* Exercise:
Extract each line from the entries below that has the string "JSON" in it.
* start Stored data *
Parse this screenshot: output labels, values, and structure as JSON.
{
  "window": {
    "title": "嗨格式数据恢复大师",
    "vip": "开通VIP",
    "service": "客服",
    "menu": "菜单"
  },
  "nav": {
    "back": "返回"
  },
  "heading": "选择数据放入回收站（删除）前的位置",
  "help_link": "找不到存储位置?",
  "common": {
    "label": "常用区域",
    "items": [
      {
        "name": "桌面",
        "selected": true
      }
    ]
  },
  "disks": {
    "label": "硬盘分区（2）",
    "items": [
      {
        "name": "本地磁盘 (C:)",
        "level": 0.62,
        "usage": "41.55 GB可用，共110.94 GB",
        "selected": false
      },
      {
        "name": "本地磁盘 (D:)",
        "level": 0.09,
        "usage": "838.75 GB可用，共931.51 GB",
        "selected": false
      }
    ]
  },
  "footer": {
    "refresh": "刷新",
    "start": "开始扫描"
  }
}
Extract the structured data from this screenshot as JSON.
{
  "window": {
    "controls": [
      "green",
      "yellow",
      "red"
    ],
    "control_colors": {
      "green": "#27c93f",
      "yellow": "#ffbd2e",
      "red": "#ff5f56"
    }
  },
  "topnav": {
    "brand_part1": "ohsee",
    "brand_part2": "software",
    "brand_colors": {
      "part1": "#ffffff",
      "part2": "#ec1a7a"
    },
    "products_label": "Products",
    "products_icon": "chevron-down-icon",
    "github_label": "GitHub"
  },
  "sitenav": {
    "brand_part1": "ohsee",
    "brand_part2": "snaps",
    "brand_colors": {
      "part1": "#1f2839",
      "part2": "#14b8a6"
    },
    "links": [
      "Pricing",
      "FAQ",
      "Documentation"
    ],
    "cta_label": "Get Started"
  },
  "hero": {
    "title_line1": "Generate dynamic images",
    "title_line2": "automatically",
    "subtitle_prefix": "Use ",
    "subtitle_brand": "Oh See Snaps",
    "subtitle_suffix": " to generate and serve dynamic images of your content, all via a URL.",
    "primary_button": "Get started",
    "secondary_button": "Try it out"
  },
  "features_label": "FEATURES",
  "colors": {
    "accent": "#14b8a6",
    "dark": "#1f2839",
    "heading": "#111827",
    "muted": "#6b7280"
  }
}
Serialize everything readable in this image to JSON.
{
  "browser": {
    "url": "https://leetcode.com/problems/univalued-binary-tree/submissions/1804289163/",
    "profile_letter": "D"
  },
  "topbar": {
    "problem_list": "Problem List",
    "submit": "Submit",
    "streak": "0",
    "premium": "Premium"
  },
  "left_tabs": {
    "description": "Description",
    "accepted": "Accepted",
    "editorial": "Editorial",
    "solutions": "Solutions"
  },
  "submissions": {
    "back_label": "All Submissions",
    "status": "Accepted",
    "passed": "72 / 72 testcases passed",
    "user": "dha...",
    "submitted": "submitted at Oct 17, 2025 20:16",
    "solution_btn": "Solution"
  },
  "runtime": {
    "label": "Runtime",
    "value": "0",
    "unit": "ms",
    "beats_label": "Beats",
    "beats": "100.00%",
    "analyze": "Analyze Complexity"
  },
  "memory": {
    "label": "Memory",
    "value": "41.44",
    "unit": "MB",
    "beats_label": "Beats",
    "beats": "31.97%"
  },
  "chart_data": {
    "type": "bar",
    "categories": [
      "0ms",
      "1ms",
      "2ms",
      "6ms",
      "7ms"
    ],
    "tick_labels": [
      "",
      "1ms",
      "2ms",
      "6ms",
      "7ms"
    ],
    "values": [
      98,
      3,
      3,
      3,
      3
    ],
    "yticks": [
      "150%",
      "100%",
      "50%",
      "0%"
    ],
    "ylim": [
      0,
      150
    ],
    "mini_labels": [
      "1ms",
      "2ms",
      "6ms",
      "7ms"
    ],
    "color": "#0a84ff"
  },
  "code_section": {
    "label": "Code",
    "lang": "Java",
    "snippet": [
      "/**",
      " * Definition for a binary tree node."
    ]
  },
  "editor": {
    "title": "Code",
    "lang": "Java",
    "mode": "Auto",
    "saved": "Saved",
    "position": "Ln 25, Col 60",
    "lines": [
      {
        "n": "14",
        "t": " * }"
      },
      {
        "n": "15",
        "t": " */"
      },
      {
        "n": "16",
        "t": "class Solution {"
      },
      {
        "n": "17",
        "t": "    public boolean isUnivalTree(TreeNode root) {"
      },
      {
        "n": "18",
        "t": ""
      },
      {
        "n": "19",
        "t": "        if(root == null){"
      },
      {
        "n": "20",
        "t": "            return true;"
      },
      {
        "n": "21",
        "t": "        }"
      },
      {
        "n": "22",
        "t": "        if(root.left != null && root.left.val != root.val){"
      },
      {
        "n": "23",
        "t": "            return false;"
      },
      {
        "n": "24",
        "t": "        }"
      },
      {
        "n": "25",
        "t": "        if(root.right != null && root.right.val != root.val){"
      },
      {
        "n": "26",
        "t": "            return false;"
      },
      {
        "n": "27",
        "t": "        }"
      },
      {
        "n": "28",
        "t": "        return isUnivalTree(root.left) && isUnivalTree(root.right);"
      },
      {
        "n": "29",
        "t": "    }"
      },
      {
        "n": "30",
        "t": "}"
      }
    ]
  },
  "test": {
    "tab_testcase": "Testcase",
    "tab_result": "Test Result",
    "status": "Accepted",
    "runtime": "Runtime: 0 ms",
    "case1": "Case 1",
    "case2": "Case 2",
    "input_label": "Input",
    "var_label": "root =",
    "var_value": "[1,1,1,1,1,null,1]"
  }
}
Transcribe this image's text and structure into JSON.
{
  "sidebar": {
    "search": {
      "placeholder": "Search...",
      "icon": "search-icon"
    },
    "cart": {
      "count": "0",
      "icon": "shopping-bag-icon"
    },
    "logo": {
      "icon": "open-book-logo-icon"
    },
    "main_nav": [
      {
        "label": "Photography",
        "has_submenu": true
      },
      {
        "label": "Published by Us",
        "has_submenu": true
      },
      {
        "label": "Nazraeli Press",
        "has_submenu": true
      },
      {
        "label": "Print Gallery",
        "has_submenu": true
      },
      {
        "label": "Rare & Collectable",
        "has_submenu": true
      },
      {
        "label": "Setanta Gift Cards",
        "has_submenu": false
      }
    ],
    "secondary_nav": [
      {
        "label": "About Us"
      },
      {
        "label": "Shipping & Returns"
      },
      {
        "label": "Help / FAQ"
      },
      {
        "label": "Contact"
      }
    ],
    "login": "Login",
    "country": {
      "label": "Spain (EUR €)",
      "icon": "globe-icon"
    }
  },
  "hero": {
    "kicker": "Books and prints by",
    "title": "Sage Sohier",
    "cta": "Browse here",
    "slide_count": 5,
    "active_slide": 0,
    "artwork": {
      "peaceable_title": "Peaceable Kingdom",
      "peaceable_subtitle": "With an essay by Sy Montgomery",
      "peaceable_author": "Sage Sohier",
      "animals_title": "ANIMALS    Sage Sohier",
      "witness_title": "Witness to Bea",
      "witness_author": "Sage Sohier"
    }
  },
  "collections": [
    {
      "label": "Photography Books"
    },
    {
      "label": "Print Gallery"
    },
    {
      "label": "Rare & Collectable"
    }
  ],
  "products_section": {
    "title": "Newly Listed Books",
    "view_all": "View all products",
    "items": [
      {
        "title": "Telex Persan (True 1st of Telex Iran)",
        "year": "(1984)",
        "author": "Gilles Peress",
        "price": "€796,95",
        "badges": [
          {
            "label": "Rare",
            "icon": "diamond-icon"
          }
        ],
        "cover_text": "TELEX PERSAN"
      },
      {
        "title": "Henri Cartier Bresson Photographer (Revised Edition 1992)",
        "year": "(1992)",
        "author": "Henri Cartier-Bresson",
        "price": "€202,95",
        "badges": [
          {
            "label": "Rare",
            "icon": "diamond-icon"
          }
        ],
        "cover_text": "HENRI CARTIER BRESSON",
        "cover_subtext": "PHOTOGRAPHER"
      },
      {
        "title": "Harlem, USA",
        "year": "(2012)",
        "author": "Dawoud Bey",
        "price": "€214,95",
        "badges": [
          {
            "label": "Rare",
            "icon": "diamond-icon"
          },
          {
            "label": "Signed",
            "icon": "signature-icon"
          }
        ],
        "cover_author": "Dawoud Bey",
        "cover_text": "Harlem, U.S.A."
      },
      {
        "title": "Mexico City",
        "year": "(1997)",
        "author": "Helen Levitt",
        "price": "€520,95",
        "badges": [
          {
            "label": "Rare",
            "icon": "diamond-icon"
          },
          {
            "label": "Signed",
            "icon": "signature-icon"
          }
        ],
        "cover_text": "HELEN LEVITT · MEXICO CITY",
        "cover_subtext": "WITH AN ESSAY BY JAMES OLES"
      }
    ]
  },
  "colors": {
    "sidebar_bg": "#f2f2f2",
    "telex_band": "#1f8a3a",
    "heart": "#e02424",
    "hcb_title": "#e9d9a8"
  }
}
* end Stored data *
* Finished answer:
Parse this screenshot: output labels, values, and structure as JSON.
Extract the structured data from this screenshot as JSON.
Serialize everything readable in this image to JSON.
Transcribe this image's text and structure into JSON.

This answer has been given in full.